__TEXTO FORNECIDO__:
>>>
Pra Refletir...


Comentando o Natal, assevera Lucas que o Cristo é Luz para alumiar as nações. Não chegou impondo normas ou pensamento religioso. Não interpelou governantes e governados sobre processos políticos. Não disputou com os filósofos quanto às origens dos homens. ...


Não concorreu com os cientistas na demonstração de aspectos parciais e transitórios da vida. Fez luz no espírito eterno. Trouxe claridade para todos, projetando-a de si mesmo. Revelou a grandeza do serviço à coletividade, por intermédio da consagração pessoal ao Bem Infinito.

Nas reminiscências do Natal do Senhor, meu amigo, medita no próprio roteiro. Tens suficiente luz para a marcha? Que espécie de claridade acendes no caminho? Foge ao brilho fatal dos curtos-circuitos da cólera, não te contentes com a lanterninha da vaidade que imita o pirilampo em voo baixo, dentro da noite, apaga a labareda do ciúme e da discórdia que atira corações aos precipícios do crime e do sofrimento. 

Se procuras o Mestre divino e a experiência cristã, lembra-te de que na Terra há clarões que ameaçam, perturbam, confundem e anunciam arrasamento... Estarás realmente cooperando com o Cristo, na extinção das trevas, acendendo em ti mesmo aquela sublime luz para alumiar?

(Emmanuel/Chico Xavier, “Antologia Mediúnica do Natal”, cap. 4, adaptado.)
<<<
Dados de análise de layout de documentos:
>>>
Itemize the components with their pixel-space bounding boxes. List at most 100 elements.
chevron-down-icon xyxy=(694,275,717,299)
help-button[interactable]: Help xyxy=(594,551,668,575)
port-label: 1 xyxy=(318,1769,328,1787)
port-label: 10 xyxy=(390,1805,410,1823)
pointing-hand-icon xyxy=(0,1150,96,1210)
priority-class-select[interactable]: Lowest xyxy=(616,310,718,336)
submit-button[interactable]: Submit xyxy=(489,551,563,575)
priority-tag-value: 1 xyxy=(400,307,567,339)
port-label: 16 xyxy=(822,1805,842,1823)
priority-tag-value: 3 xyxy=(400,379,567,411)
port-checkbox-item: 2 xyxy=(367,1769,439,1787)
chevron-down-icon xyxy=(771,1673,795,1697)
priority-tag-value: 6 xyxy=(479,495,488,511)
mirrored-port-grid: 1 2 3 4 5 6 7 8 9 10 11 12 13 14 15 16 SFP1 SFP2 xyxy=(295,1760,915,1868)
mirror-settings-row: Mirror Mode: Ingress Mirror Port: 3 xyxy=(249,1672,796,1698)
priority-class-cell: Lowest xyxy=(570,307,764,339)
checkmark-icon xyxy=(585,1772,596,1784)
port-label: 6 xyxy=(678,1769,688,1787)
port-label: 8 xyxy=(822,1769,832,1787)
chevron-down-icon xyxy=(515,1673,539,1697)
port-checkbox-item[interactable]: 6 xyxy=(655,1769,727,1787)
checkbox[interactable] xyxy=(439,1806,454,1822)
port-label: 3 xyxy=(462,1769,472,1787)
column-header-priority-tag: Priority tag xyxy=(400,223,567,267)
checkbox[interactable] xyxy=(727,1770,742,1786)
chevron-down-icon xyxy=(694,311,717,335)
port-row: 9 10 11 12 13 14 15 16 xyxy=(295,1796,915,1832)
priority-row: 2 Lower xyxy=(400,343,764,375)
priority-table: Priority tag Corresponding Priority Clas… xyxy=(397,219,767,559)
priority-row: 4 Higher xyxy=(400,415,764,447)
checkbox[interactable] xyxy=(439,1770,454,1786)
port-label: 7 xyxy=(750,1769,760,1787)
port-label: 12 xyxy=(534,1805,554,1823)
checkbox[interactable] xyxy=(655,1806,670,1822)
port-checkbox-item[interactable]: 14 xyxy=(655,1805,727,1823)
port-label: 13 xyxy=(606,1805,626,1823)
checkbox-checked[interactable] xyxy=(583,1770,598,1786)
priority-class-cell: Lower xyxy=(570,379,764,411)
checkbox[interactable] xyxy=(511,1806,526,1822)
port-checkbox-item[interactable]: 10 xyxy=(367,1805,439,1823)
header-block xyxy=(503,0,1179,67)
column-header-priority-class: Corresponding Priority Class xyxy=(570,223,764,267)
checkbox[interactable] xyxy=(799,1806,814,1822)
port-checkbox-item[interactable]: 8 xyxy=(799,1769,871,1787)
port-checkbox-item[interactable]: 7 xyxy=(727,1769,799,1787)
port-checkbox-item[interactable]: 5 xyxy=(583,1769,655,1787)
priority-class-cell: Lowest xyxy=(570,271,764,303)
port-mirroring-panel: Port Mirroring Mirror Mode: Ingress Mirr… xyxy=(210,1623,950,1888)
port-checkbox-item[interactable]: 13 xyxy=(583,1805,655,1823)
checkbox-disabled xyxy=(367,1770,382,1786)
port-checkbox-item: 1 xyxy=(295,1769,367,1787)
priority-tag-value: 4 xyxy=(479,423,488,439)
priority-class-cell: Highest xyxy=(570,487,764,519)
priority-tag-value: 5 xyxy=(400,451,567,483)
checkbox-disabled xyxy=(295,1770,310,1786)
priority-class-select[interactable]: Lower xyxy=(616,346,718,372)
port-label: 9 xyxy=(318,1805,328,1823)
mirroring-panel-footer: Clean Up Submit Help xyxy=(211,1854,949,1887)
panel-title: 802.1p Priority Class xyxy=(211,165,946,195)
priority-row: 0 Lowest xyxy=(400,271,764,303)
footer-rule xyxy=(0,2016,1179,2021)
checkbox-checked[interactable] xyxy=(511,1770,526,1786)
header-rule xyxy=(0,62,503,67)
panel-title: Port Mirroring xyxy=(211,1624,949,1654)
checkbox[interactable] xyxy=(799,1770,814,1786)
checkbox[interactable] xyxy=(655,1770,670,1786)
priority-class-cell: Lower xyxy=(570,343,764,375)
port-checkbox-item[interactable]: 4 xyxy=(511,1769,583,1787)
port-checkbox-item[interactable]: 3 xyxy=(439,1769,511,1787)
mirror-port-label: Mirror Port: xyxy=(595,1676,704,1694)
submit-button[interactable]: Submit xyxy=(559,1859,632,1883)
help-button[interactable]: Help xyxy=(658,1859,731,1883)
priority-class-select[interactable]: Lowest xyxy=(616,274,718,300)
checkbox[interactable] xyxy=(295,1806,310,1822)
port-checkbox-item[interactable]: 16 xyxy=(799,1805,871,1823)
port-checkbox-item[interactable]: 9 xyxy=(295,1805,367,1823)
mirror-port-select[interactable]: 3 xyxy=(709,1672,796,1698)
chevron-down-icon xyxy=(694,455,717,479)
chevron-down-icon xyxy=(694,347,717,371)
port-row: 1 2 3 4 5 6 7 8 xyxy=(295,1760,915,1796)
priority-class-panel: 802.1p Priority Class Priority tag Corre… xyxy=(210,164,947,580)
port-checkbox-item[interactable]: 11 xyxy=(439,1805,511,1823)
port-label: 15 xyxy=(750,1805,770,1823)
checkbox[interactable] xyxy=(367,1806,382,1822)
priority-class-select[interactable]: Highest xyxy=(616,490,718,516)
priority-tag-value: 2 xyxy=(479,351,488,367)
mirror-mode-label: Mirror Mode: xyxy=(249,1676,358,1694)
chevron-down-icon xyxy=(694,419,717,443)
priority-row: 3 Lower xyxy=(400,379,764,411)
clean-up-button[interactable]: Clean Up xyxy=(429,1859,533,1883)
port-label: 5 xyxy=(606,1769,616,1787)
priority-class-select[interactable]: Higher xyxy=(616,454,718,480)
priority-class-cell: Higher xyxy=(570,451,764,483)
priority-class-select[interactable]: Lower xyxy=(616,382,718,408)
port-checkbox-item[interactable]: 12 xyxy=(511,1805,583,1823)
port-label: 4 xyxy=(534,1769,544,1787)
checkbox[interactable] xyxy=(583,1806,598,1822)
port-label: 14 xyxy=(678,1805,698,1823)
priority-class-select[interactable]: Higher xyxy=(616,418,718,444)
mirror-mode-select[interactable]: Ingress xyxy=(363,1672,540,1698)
<<<
__CONJUNTO DE TAREFAS__:
[1] Reescreva em forma de lista, de modo mais breve, o parágrafo do texto fornecido que começa com "Nas reminiscências do Natal do Senhor", mantendo os fatos principais.
[2] Diga se cada afirmação concorda com o texto fornecido, respondendo sim ou não e citando as palavras do texto que decidem: (a) O Cristo chegou impondo normas religiosas. (b) Lucas afirma que o Cristo é Luz para alumiar as nações. (c) O Cristo revelou a grandeza do serviço à coletividade pela consagração pessoal ao Bem Infinito.
[3] Repita o trecho do texto fornecido entre "Comentando o Natal, assevera" e "ao Bem Infinito.", inclusive.

__RESPOSTAS DADAS__:
[1]
- Nas lembranças do Natal, o amigo deve meditar no próprio roteiro.
- Deve perguntar-se se tem luz suficiente para a marcha e que claridade acende no caminho.
- Deve fugir do brilho fatal dos curtos-circuitos da cólera.
- Não deve se contentar com a lanterninha da vaidade, que imita o pirilampo em voo baixo.
- Deve apagar a labareda do ciúme e da discórdia, que leva corações ao crime e ao sofrimento.

[2]
(a) Não: "Não chegou impondo normas ou pensamento religioso."
(b) Sim: "assevera Lucas que o Cristo é Luz para alumiar as nações"
(c) Sim: "Revelou a grandeza do serviço à coletividade, por intermédio da consagração pessoal ao Bem Infinito."

[3]
Comentando o Natal, assevera Lucas que o Cristo é Luz para alumiar as nações. Não chegou impondo normas ou pensamento religioso. Não interpelou governantes e governados sobre processos políticos. Não disputou com os filósofos quanto às origens dos homens. ...


Não concorreu com os cientistas na demonstração de aspectos parciais e transitórios da vida. Fez luz no espírito eterno. Trouxe claridade para todos, projetando-a de si mesmo. Revelou a grandeza do serviço à coletividade, por intermédio da consagração pessoal ao Bem Infinito.